# Exercise material
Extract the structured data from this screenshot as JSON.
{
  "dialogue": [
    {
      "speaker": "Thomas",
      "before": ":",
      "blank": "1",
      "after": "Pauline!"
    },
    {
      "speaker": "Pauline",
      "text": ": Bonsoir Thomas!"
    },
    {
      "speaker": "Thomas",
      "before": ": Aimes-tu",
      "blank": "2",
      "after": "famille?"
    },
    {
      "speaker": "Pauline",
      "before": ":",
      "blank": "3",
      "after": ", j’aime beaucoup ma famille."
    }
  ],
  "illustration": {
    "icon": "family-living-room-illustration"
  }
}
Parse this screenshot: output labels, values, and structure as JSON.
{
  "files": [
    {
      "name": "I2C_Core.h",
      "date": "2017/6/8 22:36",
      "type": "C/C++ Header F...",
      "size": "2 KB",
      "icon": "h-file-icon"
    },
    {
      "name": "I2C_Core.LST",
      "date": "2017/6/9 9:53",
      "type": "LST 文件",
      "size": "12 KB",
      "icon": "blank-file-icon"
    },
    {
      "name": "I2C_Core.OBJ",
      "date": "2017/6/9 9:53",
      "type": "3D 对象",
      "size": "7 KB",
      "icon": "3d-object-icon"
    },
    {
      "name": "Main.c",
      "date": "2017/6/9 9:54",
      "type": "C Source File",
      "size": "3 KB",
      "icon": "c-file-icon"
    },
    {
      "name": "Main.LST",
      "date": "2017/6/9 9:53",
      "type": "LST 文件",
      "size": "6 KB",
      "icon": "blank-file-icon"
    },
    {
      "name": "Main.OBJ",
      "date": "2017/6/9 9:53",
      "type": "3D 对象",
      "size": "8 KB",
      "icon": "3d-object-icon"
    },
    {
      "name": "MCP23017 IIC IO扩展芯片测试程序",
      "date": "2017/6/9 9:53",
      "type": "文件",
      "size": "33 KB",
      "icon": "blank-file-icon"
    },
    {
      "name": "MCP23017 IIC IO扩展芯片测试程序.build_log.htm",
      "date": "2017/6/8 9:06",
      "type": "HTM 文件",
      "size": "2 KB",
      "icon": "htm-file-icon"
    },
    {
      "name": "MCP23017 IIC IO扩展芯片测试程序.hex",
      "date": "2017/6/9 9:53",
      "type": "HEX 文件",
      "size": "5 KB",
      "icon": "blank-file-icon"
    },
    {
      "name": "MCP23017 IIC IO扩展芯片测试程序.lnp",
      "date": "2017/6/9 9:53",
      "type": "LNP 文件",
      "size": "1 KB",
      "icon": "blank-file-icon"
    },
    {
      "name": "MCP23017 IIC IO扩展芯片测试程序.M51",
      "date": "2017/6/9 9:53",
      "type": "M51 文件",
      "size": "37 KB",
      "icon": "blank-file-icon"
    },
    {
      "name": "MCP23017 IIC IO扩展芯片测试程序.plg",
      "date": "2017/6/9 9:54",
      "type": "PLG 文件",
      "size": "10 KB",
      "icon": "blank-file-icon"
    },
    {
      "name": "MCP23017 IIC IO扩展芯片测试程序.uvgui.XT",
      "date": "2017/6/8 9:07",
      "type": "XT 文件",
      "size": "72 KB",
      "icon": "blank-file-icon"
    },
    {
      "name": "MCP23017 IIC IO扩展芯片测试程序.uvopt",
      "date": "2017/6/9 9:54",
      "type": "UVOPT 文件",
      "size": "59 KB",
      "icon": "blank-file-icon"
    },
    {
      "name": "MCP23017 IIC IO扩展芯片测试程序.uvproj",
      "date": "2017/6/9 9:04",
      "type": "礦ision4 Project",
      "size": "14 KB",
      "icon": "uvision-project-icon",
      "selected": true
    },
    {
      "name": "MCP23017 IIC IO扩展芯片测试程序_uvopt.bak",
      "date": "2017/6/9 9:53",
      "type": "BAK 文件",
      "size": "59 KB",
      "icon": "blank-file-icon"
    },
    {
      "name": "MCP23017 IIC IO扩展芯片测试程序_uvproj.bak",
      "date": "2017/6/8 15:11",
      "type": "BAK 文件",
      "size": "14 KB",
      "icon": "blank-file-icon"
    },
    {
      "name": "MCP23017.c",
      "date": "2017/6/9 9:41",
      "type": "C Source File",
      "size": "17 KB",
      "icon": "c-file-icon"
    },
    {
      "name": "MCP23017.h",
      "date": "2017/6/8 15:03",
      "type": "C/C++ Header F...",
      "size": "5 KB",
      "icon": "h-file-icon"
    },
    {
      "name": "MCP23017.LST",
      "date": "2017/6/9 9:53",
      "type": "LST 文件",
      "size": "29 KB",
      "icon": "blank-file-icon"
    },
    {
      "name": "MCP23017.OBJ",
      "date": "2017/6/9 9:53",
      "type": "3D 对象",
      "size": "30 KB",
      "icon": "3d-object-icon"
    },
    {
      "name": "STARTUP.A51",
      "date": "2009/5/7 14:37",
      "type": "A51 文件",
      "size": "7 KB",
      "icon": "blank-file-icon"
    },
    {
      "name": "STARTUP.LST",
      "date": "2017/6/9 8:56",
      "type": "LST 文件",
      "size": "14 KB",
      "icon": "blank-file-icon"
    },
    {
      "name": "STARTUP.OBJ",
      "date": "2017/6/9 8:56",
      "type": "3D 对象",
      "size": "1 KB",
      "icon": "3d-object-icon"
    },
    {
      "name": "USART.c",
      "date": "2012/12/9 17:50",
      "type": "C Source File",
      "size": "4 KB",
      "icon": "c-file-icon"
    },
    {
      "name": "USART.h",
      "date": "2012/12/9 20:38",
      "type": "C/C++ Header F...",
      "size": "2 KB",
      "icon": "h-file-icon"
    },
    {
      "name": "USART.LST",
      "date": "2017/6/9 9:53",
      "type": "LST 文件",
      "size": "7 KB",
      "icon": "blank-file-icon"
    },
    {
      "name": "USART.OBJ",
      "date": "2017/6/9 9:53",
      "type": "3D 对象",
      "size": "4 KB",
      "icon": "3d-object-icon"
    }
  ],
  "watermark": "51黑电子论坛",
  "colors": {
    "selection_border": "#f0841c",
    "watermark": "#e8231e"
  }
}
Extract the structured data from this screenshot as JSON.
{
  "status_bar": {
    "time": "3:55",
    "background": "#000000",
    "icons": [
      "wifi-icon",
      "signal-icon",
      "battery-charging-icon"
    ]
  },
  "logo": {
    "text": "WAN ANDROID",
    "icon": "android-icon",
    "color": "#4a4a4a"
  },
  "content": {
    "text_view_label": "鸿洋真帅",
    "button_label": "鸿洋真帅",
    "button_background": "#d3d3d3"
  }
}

# Aim
Reproduce every line from the entries that holds the word "watermark".

# Solution to this exercise
  "watermark": "51黑电子论坛",
    "watermark": "#e8231e"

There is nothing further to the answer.